Scan the material for the word "text", and copy each line where it shows up.
# # # # #
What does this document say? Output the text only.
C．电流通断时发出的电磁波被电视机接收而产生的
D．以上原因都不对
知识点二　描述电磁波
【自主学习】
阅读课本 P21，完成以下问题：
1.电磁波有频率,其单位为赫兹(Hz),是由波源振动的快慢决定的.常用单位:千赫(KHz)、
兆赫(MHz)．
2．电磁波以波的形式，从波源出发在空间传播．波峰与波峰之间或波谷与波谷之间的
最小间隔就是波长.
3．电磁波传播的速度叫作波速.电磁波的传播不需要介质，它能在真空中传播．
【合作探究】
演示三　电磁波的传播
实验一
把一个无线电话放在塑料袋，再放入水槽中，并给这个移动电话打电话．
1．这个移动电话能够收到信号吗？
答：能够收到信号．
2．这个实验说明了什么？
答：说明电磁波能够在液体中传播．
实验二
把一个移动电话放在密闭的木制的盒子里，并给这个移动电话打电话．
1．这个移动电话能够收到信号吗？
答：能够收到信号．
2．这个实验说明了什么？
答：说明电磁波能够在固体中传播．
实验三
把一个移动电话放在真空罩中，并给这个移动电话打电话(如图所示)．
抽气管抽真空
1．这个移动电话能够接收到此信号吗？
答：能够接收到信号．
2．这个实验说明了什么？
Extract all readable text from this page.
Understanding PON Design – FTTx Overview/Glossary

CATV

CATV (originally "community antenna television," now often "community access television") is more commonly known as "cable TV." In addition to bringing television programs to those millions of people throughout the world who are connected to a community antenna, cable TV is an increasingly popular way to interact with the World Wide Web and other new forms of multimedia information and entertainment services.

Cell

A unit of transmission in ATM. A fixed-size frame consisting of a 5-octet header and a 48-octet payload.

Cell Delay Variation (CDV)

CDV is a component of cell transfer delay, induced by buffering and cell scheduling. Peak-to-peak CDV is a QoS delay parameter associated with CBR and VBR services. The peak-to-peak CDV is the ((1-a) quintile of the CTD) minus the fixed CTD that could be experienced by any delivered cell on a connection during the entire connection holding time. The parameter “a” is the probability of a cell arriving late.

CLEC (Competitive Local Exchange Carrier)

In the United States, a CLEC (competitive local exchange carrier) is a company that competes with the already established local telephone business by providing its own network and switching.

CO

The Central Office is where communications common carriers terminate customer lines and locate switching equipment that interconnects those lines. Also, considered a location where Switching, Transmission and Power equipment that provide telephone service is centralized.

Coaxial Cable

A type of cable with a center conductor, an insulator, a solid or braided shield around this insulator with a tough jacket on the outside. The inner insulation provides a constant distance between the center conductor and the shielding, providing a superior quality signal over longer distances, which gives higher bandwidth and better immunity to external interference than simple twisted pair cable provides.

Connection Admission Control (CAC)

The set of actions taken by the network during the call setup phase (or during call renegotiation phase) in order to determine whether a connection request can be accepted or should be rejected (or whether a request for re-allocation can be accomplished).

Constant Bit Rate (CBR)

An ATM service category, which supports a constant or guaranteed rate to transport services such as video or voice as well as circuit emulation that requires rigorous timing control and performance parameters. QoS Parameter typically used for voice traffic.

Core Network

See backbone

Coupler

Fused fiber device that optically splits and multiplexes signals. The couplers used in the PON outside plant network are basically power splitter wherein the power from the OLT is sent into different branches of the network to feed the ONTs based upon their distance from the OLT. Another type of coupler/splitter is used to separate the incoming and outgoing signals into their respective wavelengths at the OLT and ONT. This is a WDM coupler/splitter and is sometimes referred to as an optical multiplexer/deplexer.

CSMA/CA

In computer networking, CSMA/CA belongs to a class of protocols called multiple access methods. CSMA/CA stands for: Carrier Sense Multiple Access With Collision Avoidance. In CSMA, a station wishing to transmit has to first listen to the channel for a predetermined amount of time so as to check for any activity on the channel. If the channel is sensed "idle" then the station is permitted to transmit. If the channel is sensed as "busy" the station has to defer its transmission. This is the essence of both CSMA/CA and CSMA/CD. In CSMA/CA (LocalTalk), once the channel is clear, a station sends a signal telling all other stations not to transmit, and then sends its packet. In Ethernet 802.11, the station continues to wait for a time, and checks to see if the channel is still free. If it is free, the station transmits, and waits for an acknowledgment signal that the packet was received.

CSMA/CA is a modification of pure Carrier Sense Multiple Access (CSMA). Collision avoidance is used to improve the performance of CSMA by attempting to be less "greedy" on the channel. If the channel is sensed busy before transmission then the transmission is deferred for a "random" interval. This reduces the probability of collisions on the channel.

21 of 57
# # # # #
TASK OUTPUT →
What does this document say? Output the text only.
Extract all readable text from this page.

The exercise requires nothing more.